(Extracted records)
——

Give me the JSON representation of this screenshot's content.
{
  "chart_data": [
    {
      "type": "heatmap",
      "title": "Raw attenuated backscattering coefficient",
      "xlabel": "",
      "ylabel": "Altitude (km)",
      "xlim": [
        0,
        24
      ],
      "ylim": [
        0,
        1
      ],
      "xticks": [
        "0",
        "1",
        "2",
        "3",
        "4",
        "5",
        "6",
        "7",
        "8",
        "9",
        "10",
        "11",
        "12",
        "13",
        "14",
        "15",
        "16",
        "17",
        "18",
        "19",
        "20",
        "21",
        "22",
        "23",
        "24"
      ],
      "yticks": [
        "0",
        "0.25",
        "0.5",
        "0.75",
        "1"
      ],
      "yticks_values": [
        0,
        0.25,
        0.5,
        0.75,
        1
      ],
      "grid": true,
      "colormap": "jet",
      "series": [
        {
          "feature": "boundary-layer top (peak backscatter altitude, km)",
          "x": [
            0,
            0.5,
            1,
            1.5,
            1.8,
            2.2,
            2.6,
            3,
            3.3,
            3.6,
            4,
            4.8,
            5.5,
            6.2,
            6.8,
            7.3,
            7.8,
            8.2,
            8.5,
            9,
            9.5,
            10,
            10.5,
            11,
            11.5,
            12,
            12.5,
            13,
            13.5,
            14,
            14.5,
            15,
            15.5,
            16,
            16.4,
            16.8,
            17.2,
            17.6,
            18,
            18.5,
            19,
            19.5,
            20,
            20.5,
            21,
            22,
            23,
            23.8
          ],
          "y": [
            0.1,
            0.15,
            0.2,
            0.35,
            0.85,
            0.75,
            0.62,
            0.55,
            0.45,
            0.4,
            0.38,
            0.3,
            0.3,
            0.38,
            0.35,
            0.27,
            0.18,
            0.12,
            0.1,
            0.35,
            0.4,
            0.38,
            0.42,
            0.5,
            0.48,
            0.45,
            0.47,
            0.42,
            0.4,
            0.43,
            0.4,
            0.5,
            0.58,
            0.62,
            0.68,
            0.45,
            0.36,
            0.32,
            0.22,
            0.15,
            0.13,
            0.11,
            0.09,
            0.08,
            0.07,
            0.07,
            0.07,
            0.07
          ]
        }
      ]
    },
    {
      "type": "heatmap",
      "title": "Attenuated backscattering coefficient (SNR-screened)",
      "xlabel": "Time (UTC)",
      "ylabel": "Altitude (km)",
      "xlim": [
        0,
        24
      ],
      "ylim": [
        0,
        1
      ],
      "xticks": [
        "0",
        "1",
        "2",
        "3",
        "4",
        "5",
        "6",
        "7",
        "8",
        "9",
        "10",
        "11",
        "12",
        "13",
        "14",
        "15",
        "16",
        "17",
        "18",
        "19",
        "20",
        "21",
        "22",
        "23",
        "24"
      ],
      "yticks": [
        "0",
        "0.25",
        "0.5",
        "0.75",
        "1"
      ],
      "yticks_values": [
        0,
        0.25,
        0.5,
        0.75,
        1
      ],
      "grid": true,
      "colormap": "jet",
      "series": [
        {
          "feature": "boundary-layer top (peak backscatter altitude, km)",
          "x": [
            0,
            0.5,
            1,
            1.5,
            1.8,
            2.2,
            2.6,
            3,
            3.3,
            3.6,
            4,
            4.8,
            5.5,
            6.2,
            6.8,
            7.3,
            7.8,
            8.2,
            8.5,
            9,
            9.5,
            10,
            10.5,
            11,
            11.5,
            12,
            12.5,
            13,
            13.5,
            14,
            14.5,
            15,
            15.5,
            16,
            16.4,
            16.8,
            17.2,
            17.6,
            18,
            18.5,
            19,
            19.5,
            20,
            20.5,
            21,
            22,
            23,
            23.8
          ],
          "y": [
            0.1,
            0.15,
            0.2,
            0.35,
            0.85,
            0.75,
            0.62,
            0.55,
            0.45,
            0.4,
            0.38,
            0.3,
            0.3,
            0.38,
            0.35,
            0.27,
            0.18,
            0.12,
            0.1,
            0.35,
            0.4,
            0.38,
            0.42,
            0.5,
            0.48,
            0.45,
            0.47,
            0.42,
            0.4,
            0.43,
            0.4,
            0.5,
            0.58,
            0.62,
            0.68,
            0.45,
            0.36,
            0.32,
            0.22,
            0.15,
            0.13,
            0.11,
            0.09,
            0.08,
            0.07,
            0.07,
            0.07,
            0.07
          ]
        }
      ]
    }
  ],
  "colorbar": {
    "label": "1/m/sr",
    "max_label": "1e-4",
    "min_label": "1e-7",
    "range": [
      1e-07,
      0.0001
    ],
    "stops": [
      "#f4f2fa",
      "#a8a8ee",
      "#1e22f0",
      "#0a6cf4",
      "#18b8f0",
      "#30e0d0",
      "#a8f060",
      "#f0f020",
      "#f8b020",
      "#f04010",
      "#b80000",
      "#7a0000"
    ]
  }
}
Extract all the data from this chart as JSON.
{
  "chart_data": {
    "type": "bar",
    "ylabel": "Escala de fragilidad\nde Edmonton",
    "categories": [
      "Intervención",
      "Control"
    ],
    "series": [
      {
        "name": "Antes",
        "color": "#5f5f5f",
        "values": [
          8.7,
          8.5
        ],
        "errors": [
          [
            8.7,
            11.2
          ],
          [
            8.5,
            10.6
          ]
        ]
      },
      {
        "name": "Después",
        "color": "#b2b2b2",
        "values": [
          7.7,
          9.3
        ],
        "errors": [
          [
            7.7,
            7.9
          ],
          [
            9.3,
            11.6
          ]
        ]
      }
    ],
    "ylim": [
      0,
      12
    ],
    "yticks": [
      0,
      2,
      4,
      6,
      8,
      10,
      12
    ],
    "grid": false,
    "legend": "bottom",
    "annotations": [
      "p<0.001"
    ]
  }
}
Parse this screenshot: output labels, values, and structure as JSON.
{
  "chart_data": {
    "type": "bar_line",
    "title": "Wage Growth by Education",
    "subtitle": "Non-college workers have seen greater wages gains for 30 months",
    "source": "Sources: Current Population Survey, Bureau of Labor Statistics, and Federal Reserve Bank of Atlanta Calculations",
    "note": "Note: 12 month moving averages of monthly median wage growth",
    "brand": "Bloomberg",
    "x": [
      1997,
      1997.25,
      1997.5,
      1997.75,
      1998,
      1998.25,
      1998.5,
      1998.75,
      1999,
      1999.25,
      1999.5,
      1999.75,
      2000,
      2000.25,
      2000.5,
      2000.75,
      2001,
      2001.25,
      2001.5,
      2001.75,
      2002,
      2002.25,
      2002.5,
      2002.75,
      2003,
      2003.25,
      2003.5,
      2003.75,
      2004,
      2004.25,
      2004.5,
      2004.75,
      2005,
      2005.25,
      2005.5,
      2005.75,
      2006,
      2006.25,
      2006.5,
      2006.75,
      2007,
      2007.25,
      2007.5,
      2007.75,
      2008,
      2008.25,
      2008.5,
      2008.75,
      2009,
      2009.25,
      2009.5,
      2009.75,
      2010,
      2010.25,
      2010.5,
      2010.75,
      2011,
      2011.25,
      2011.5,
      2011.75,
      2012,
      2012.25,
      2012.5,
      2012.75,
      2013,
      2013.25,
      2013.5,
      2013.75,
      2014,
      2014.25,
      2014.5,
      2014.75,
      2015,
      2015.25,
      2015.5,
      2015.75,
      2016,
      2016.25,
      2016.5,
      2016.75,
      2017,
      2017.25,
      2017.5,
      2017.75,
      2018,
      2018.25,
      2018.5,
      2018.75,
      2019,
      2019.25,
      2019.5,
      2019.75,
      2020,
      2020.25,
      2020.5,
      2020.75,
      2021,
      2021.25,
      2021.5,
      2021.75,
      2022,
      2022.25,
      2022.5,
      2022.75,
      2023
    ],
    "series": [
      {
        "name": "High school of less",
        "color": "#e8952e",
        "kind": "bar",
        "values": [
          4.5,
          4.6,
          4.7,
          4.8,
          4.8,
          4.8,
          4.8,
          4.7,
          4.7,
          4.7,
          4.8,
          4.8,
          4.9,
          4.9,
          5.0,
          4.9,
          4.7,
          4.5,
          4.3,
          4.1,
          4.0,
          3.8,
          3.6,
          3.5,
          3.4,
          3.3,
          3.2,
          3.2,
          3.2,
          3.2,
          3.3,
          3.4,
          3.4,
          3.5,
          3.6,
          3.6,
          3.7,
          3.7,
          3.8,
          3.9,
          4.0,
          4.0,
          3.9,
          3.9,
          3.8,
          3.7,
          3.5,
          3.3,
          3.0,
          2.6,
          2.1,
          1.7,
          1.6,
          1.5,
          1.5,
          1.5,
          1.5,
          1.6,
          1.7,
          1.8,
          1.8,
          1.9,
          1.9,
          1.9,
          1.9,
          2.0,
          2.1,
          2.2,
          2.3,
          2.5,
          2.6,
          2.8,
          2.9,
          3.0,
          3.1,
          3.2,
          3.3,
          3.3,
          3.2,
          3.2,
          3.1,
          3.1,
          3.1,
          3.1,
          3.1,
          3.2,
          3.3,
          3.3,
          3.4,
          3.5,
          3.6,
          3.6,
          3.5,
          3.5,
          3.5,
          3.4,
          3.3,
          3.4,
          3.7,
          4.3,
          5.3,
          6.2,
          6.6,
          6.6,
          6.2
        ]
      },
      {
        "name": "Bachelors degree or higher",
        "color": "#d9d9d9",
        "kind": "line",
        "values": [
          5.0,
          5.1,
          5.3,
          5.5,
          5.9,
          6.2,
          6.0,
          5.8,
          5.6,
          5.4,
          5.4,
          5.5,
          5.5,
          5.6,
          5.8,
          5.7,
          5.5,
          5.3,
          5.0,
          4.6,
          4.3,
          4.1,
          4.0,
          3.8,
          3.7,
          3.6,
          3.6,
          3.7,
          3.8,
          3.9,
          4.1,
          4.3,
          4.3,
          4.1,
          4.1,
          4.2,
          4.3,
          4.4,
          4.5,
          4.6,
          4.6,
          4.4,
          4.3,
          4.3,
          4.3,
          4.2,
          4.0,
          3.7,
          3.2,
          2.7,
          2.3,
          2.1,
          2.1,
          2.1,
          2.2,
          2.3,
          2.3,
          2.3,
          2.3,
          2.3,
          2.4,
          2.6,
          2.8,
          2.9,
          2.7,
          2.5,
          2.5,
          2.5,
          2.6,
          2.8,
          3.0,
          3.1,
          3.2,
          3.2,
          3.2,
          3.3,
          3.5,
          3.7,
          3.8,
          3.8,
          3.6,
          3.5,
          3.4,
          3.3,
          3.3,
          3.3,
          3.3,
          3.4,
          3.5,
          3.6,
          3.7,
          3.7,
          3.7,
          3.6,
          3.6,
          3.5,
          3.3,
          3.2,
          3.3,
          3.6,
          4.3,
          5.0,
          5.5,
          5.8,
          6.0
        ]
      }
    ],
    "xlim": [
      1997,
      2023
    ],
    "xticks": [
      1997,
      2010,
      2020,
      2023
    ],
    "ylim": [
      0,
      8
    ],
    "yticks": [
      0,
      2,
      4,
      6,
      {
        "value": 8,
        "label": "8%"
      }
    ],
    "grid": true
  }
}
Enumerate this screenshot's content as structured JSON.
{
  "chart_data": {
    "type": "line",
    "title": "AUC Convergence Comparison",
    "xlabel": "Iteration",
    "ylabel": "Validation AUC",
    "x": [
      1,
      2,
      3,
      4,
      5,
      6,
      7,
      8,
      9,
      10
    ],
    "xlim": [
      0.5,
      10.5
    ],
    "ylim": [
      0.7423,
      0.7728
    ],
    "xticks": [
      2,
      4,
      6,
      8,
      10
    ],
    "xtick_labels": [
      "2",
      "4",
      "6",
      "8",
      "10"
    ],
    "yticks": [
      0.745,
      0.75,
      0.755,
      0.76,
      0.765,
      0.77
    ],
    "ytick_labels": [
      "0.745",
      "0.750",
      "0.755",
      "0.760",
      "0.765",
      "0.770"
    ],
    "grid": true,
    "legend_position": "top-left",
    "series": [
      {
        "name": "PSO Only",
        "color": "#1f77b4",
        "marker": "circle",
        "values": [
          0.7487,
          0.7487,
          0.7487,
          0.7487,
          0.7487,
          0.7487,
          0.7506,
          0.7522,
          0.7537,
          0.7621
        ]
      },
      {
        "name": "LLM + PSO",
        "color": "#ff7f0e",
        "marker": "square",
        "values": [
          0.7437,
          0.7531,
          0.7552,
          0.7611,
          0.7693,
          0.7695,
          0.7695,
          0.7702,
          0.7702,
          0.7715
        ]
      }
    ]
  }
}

——

* [Work to be completed]
Your answer should be a single number: the count of lines in the material above that contain "content".

* [Written response]
2